YOUR TASK →
Return all lines below containing the word "panel".

(begin)

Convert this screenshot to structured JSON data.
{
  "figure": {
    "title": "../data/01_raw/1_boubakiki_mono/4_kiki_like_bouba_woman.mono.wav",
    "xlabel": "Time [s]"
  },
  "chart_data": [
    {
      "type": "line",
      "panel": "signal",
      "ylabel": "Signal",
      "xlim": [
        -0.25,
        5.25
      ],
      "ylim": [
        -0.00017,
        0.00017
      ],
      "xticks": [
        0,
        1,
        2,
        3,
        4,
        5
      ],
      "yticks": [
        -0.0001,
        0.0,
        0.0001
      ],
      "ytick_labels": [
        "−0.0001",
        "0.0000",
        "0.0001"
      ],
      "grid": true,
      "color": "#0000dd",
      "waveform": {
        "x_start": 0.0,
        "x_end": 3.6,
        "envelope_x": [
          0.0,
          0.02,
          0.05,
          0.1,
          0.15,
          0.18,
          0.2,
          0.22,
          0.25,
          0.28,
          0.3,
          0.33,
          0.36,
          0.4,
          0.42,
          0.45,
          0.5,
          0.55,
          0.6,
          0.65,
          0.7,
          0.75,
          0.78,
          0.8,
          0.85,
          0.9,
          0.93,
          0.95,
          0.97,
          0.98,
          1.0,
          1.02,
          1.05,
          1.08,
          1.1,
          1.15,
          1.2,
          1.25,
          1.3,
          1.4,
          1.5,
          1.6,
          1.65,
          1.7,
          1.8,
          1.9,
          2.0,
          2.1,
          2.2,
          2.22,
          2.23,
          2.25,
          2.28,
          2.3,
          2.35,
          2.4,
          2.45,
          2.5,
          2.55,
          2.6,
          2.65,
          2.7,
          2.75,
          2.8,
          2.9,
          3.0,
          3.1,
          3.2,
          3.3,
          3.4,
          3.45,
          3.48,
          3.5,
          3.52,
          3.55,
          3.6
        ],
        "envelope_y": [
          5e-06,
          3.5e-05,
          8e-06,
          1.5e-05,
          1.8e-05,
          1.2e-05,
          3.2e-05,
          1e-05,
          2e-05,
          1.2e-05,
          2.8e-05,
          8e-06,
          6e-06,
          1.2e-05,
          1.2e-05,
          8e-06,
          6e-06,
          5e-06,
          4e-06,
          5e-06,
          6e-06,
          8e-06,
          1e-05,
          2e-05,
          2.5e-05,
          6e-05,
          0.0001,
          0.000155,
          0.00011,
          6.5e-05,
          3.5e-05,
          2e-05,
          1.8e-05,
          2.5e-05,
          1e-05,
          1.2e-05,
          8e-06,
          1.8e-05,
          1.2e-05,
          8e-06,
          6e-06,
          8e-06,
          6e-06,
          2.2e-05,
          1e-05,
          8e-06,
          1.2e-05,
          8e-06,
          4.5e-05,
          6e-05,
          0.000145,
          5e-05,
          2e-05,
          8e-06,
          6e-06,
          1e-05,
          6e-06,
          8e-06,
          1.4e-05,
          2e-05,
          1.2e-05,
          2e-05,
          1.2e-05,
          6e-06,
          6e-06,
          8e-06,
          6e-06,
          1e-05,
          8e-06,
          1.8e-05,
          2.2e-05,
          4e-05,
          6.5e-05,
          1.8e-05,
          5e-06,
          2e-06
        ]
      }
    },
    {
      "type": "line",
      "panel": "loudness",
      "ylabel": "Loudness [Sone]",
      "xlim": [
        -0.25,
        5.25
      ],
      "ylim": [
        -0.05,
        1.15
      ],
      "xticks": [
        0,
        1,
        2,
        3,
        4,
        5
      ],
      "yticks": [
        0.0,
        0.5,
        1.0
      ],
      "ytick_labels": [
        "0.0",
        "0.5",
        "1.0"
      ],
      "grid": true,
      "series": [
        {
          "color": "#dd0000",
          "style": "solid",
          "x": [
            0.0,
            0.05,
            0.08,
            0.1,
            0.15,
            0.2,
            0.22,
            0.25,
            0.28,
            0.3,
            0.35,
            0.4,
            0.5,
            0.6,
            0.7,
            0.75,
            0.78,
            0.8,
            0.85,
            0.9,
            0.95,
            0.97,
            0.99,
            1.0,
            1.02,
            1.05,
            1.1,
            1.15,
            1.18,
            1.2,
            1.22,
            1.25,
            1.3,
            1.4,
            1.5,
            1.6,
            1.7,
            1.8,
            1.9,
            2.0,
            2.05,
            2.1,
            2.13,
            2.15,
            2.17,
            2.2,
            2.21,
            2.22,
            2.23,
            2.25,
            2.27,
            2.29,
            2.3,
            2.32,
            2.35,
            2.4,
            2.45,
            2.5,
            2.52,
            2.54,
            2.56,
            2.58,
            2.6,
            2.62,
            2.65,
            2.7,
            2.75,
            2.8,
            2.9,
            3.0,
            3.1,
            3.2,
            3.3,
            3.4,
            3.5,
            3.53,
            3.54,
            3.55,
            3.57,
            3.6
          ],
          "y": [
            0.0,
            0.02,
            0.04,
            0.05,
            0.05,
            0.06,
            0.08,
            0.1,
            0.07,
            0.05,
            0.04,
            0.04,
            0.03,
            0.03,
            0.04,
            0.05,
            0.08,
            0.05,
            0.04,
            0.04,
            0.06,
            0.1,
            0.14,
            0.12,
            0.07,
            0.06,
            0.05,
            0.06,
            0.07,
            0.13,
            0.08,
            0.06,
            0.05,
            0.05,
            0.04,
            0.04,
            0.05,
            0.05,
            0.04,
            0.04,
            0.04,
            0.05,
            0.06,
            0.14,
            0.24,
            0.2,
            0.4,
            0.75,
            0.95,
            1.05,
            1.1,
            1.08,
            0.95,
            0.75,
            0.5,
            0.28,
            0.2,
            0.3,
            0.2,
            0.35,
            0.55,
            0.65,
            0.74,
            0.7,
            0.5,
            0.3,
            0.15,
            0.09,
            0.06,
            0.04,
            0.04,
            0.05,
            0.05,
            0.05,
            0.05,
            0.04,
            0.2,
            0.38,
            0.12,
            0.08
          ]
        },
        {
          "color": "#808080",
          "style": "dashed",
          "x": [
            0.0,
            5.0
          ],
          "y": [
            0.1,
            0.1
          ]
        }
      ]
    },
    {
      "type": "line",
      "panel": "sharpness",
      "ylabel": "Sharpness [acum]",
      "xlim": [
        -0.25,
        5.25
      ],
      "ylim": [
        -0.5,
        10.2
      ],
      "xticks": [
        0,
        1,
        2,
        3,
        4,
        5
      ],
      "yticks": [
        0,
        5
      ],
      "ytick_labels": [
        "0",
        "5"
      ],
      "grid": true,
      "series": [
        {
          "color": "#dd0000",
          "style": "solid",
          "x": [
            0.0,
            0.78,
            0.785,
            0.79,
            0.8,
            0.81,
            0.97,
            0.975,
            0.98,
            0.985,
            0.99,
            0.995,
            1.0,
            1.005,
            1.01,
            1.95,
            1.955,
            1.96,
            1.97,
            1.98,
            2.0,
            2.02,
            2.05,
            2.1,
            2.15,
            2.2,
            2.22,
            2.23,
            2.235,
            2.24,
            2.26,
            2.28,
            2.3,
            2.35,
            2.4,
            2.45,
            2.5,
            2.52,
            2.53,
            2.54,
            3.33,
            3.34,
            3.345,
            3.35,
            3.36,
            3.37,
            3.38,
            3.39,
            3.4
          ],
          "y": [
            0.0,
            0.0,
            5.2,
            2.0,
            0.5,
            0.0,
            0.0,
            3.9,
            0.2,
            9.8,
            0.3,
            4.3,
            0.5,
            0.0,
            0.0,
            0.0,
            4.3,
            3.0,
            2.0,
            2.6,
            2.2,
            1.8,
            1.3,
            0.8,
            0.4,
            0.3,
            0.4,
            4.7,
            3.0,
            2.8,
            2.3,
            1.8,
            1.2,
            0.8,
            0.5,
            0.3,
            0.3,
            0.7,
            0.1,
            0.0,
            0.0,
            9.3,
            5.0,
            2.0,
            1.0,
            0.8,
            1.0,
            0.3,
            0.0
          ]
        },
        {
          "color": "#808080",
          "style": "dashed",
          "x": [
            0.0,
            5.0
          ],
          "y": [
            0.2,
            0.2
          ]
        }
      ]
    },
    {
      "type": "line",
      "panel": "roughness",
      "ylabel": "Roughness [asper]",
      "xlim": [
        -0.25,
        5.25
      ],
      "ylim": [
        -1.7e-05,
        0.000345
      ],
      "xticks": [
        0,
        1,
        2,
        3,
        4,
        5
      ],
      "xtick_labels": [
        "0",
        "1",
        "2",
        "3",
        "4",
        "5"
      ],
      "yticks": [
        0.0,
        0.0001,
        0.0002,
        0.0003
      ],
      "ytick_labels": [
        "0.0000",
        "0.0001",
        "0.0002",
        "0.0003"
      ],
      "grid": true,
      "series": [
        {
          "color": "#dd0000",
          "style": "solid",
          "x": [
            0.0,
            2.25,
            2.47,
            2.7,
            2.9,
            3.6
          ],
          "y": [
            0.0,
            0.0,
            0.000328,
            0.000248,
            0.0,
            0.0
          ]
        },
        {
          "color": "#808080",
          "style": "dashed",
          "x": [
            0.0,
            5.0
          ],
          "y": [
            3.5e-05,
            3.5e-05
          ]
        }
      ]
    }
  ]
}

(end)

REPLY →
      "panel": "signal",
      "panel": "loudness",
      "panel": "sharpness",
      "panel": "roughness",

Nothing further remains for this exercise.